What is being asked
The records that follow are to be transcribed in full, without their images.

+++ Input material

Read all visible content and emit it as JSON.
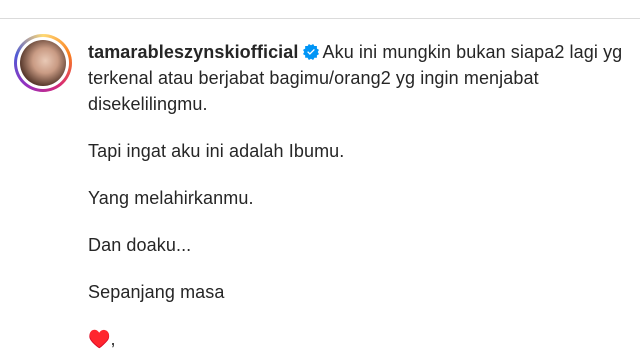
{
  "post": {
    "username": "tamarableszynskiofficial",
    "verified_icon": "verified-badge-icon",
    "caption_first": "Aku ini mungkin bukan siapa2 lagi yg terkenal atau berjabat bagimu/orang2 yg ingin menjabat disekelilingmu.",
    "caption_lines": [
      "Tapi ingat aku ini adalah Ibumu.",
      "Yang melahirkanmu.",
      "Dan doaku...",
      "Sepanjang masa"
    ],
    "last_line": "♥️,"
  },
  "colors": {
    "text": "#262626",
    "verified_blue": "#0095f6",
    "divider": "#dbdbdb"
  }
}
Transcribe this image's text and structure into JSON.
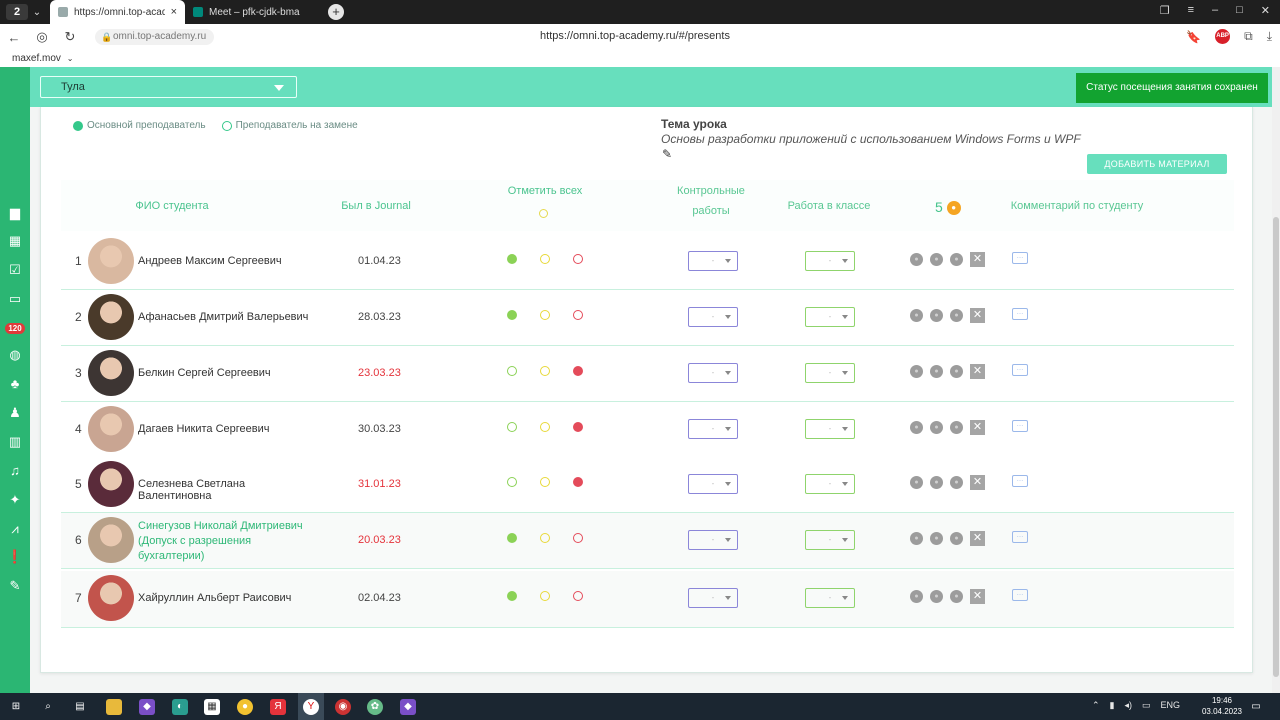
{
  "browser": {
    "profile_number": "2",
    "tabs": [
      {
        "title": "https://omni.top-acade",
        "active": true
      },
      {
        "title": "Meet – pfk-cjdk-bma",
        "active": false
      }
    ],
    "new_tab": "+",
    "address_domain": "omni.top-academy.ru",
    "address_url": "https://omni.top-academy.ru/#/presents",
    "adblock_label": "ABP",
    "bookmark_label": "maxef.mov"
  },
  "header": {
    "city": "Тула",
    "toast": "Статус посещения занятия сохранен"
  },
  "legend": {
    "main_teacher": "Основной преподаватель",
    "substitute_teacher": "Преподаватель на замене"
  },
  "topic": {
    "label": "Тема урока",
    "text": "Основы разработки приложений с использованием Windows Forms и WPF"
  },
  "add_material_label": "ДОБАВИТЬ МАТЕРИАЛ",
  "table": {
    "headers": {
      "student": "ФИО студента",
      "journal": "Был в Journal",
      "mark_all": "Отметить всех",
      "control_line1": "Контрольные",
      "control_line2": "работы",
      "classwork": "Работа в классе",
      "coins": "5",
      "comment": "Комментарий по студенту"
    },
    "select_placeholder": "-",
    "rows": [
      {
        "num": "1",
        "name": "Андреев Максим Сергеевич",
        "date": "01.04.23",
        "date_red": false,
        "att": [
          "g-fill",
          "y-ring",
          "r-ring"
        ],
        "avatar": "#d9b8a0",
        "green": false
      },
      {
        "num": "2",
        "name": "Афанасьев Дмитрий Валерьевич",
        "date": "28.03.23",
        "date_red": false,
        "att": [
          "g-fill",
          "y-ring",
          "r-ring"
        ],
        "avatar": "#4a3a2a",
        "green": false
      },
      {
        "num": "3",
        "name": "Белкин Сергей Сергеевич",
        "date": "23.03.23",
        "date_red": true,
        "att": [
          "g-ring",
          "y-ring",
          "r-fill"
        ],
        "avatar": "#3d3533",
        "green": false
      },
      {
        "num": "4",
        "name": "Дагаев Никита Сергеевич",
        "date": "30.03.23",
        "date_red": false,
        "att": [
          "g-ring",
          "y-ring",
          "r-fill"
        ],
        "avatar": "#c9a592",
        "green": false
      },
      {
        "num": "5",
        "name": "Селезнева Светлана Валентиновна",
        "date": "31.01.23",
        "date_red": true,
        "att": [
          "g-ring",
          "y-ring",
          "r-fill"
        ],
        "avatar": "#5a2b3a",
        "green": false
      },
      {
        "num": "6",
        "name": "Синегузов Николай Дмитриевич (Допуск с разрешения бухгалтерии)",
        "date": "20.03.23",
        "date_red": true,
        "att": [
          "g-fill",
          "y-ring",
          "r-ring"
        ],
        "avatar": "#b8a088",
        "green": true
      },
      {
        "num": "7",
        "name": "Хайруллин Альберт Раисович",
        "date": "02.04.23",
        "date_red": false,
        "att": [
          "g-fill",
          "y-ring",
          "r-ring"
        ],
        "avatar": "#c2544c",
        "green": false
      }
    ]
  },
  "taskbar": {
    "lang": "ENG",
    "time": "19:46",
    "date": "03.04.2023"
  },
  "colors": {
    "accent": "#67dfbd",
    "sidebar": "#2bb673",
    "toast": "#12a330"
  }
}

++++++

In response
Read all visible content and emit it as JSON.
{
  "post": {
    "username": "tamarableszynskiofficial",
    "verified_icon": "verified-badge-icon",
    "caption_first": "Aku ini mungkin bukan siapa2 lagi yg terkenal atau berjabat bagimu/orang2 yg ingin menjabat disekelilingmu.",
    "caption_lines": [
      "Tapi ingat aku ini adalah Ibumu.",
      "Yang melahirkanmu.",
      "Dan doaku...",
      "Sepanjang masa"
    ],
    "last_line": "♥️,"
  },
  "colors": {
    "text": "#262626",
    "verified_blue": "#0095f6",
    "divider": "#dbdbdb"
  }
}
Transcribe this image's text and structure into JSON.
{
  "browser": {
    "profile_number": "2",
    "tabs": [
      {
        "title": "https://omni.top-acade",
        "active": true
      },
      {
        "title": "Meet – pfk-cjdk-bma",
        "active": false
      }
    ],
    "new_tab": "+",
    "address_domain": "omni.top-academy.ru",
    "address_url": "https://omni.top-academy.ru/#/presents",
    "adblock_label": "ABP",
    "bookmark_label": "maxef.mov"
  },
  "header": {
    "city": "Тула",
    "toast": "Статус посещения занятия сохранен"
  },
  "legend": {
    "main_teacher": "Основной преподаватель",
    "substitute_teacher": "Преподаватель на замене"
  },
  "topic": {
    "label": "Тема урока",
    "text": "Основы разработки приложений с использованием Windows Forms и WPF"
  },
  "add_material_label": "ДОБАВИТЬ МАТЕРИАЛ",
  "table": {
    "headers": {
      "student": "ФИО студента",
      "journal": "Был в Journal",
      "mark_all": "Отметить всех",
      "control_line1": "Контрольные",
      "control_line2": "работы",
      "classwork": "Работа в классе",
      "coins": "5",
      "comment": "Комментарий по студенту"
    },
    "select_placeholder": "-",
    "rows": [
      {
        "num": "1",
        "name": "Андреев Максим Сергеевич",
        "date": "01.04.23",
        "date_red": false,
        "att": [
          "g-fill",
          "y-ring",
          "r-ring"
        ],
        "avatar": "#d9b8a0",
        "green": false
      },
      {
        "num": "2",
        "name": "Афанасьев Дмитрий Валерьевич",
        "date": "28.03.23",
        "date_red": false,
        "att": [
          "g-fill",
          "y-ring",
          "r-ring"
        ],
        "avatar": "#4a3a2a",
        "green": false
      },
      {
        "num": "3",
        "name": "Белкин Сергей Сергеевич",
        "date": "23.03.23",
        "date_red": true,
        "att": [
          "g-ring",
          "y-ring",
          "r-fill"
        ],
        "avatar": "#3d3533",
        "green": false
      },
      {
        "num": "4",
        "name": "Дагаев Никита Сергеевич",
        "date": "30.03.23",
        "date_red": false,
        "att": [
          "g-ring",
          "y-ring",
          "r-fill"
        ],
        "avatar": "#c9a592",
        "green": false
      },
      {
        "num": "5",
        "name": "Селезнева Светлана Валентиновна",
        "date": "31.01.23",
        "date_red": true,
        "att": [
          "g-ring",
          "y-ring",
          "r-fill"
        ],
        "avatar": "#5a2b3a",
        "green": false
      },
      {
        "num": "6",
        "name": "Синегузов Николай Дмитриевич (Допуск с разрешения бухгалтерии)",
        "date": "20.03.23",
        "date_red": true,
        "att": [
          "g-fill",
          "y-ring",
          "r-ring"
        ],
        "avatar": "#b8a088",
        "green": true
      },
      {
        "num": "7",
        "name": "Хайруллин Альберт Раисович",
        "date": "02.04.23",
        "date_red": false,
        "att": [
          "g-fill",
          "y-ring",
          "r-ring"
        ],
        "avatar": "#c2544c",
        "green": false
      }
    ]
  },
  "taskbar": {
    "lang": "ENG",
    "time": "19:46",
    "date": "03.04.2023"
  },
  "colors": {
    "accent": "#67dfbd",
    "sidebar": "#2bb673",
    "toast": "#12a330"
  }
}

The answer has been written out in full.